[Begin]
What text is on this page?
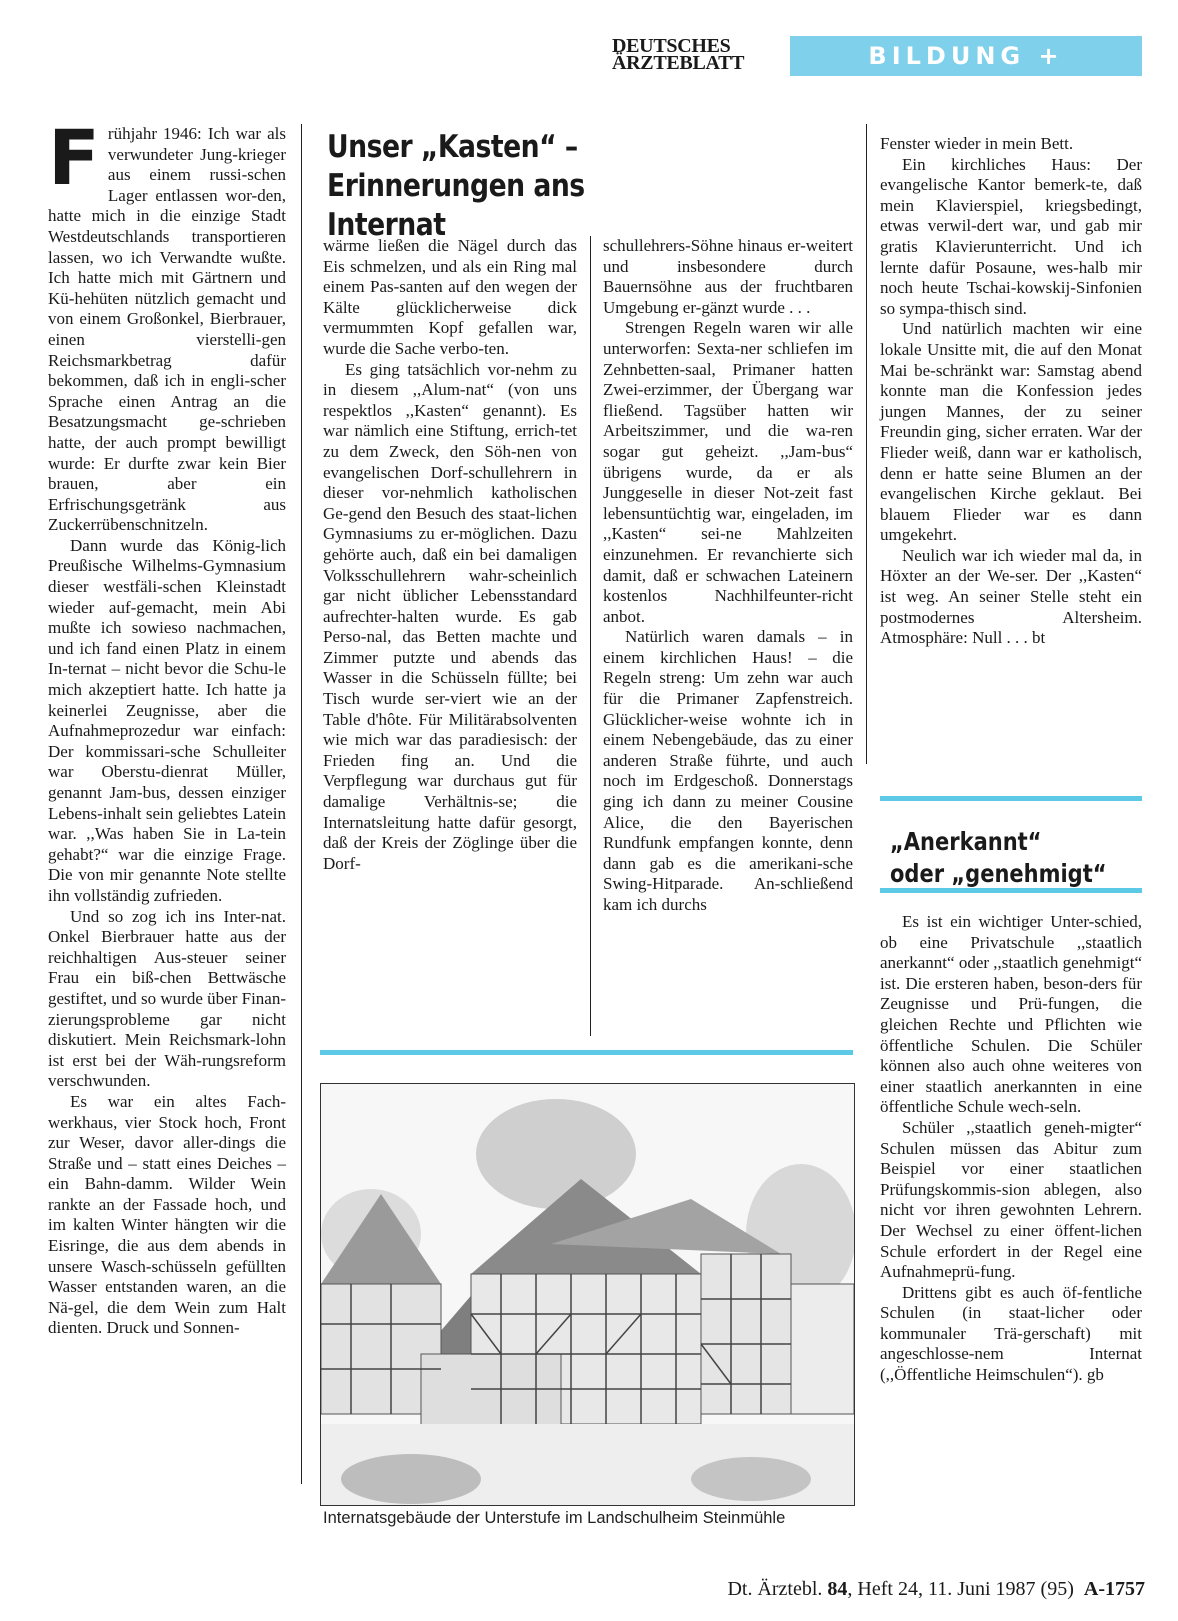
DEUTSCHES
ÄRZTEBLATT	BILDUNG + ERZIEHUNG

Frühjahr 1946: Ich war als verwundeter Jung-krieger aus einem russi-schen Lager entlassen wor-den, hatte mich in die einzige Stadt Westdeutschlands transportieren lassen, wo ich Verwandte wußte. Ich hatte mich mit Gärtnern und Kü-hehüten nützlich gemacht und von einem Großonkel, Bierbrauer, einen vierstelli-gen Reichsmarkbetrag dafür bekommen, daß ich in engli-scher Sprache einen Antrag an die Besatzungsmacht ge-schrieben hatte, der auch prompt bewilligt wurde: Er durfte zwar kein Bier brauen, aber ein Erfrischungsgetränk aus Zuckerrübenschnitzeln.

Dann wurde das König-lich Preußische Wilhelms-Gymnasium dieser westfäli-schen Kleinstadt wieder auf-gemacht, mein Abi mußte ich sowieso nachmachen, und ich fand einen Platz in einem In-ternat – nicht bevor die Schu-le mich akzeptiert hatte. Ich hatte ja keinerlei Zeugnisse, aber die Aufnahmeprozedur war einfach: Der kommissari-sche Schulleiter war Oberstu-dienrat Müller, genannt Jam-bus, dessen einziger Lebens-inhalt sein geliebtes Latein war. ,,Was haben Sie in La-tein gehabt?“ war die einzige Frage. Die von mir genannte Note stellte ihn vollständig zufrieden.

Und so zog ich ins Inter-nat. Onkel Bierbrauer hatte aus der reichhaltigen Aus-steuer seiner Frau ein biß-chen Bettwäsche gestiftet, und so wurde über Finan-zierungsprobleme gar nicht diskutiert. Mein Reichsmark-lohn ist erst bei der Wäh-rungsreform verschwunden.

Es war ein altes Fach-werkhaus, vier Stock hoch, Front zur Weser, davor aller-dings die Straße und – statt eines Deiches – ein Bahn-damm. Wilder Wein rankte an der Fassade hoch, und im kalten Winter hängten wir die Eisringe, die aus dem abends in unsere Wasch-schüsseln gefüllten Wasser entstanden waren, an die Nä-gel, die dem Wein zum Halt dienten. Druck und Sonnen-

Unser „Kasten“ –
Erinnerungen ans Internat

wärme ließen die Nägel durch das Eis schmelzen, und als ein Ring mal einem Pas-santen auf den wegen der Kälte glücklicherweise dick vermummten Kopf gefallen war, wurde die Sache verbo-ten.

Es ging tatsächlich vor-nehm zu in diesem ,,Alum-nat“ (von uns respektlos ,,Kasten“ genannt). Es war nämlich eine Stiftung, errich-tet zu dem Zweck, den Söh-nen von evangelischen Dorf-schullehrern in dieser vor-nehmlich katholischen Ge-gend den Besuch des staat-lichen Gymnasiums zu er-möglichen. Dazu gehörte auch, daß ein bei damaligen Volksschullehrern wahr-scheinlich gar nicht üblicher Lebensstandard aufrechter-halten wurde. Es gab Perso-nal, das Betten machte und Zimmer putzte und abends das Wasser in die Schüsseln füllte; bei Tisch wurde ser-viert wie an der Table d'hôte. Für Militärabsolventen wie mich war das paradiesisch: der Frieden fing an. Und die Verpflegung war durchaus gut für damalige Verhältnis-se; die Internatsleitung hatte dafür gesorgt, daß der Kreis der Zöglinge über die Dorf-

schullehrers-Söhne hinaus er-weitert und insbesondere durch Bauernsöhne aus der fruchtbaren Umgebung er-gänzt wurde . . .

Strengen Regeln waren wir alle unterworfen: Sexta-ner schliefen im Zehnbetten-saal, Primaner hatten Zwei-erzimmer, der Übergang war fließend. Tagsüber hatten wir Arbeitszimmer, und die wa-ren sogar gut geheizt. ,,Jam-bus“ übrigens wurde, da er als Junggeselle in dieser Not-zeit fast lebensuntüchtig war, eingeladen, im ,,Kasten“ sei-ne Mahlzeiten einzunehmen. Er revanchierte sich damit, daß er schwachen Lateinern kostenlos Nachhilfeunter-richt anbot.

Natürlich waren damals – in einem kirchlichen Haus! – die Regeln streng: Um zehn war auch für die Primaner Zapfenstreich. Glücklicher-weise wohnte ich in einem Nebengebäude, das zu einer anderen Straße führte, und auch noch im Erdgeschoß. Donnerstags ging ich dann zu meiner Cousine Alice, die den Bayerischen Rundfunk empfangen konnte, denn dann gab es die amerikani-sche Swing-Hitparade. An-schließend kam ich durchs

Fenster wieder in mein Bett.

Ein kirchliches Haus: Der evangelische Kantor bemerk-te, daß mein Klavierspiel, kriegsbedingt, etwas verwil-dert war, und gab mir gratis Klavierunterricht. Und ich lernte dafür Posaune, wes-halb mir noch heute Tschai-kowskij-Sinfonien so sympa-thisch sind.

Und natürlich machten wir eine lokale Unsitte mit, die auf den Monat Mai be-schränkt war: Samstag abend konnte man die Konfession jedes jungen Mannes, der zu seiner Freundin ging, sicher erraten. War der Flieder weiß, dann war er katholisch, denn er hatte seine Blumen an der evangelischen Kirche geklaut. Bei blauem Flieder war es dann umgekehrt.

Neulich war ich wieder mal da, in Höxter an der We-ser. Der ,,Kasten“ ist weg. An seiner Stelle steht ein postmodernes Altersheim. Atmosphäre: Null . . . bt

Internatsgebäude der Unterstufe im Landschulheim Steinmühle
„Anerkannt“
oder „genehmigt“

Es ist ein wichtiger Unter-schied, ob eine Privatschule ,,staatlich anerkannt“ oder ,,staatlich genehmigt“ ist. Die ersteren haben, beson-ders für Zeugnisse und Prü-fungen, die gleichen Rechte und Pflichten wie öffentliche Schulen. Die Schüler können also auch ohne weiteres von einer staatlich anerkannten in eine öffentliche Schule wech-seln.

Schüler ,,staatlich geneh-migter“ Schulen müssen das Abitur zum Beispiel vor einer staatlichen Prüfungskommis-sion ablegen, also nicht vor ihren gewohnten Lehrern. Der Wechsel zu einer öffent-lichen Schule erfordert in der Regel eine Aufnahmeprü-fung.

Drittens gibt es auch öf-fentliche Schulen (in staat-licher oder kommunaler Trä-gerschaft) mit angeschlosse-nem Internat (,,Öffentliche Heimschulen“). gb

Dt. Ärztebl. 84, Heft 24, 11. Juni 1987 (95) A-1757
[End]
#### [EXERCISE REQUIREMENTS]
Identify the lines that hold the word "Kasten". Copy every one of them.

#### [WRITTEN ANSWER]
Unser „Kasten“ –
Es ging tatsächlich vor-nehm zu in diesem ,,Alum-nat“ (von uns respektlos ,,Kasten“ genannt). Es war nämlich eine Stiftung, errich-tet zu dem Zweck, den Söh-nen von evangelischen Dorf-schullehrern in dieser vor-nehmlich katholischen Ge-gend den Besuch des staat-lichen Gymnasiums zu er-möglichen. Dazu gehörte auch, daß ein bei damaligen Volksschullehrern wahr-scheinlich gar nicht üblicher Lebensstandard aufrechter-halten wurde. Es gab Perso-nal, das Betten machte und Zimmer putzte und abends das Wasser in die Schüsseln füllte; bei Tisch wurde ser-viert wie an der Table d'hôte. Für Militärabsolventen wie mich war das paradiesisch: der Frieden fing an. Und die Verpflegung war durchaus gut für damalige Verhältnis-se; die Internatsleitung hatte dafür gesorgt, daß der Kreis der Zöglinge über die Dorf-
Strengen Regeln waren wir alle unterworfen: Sexta-ner schliefen im Zehnbetten-saal, Primaner hatten Zwei-erzimmer, der Übergang war fließend. Tagsüber hatten wir Arbeitszimmer, und die wa-ren sogar gut geheizt. ,,Jam-bus“ übrigens wurde, da er als Junggeselle in dieser Not-zeit fast lebensuntüchtig war, eingeladen, im ,,Kasten“ sei-ne Mahlzeiten einzunehmen. Er revanchierte sich damit, daß er schwachen Lateinern kostenlos Nachhilfeunter-richt anbot.
Neulich war ich wieder mal da, in Höxter an der We-ser. Der ,,Kasten“ ist weg. An seiner Stelle steht ein postmodernes Altersheim. Atmosphäre: Null . . . bt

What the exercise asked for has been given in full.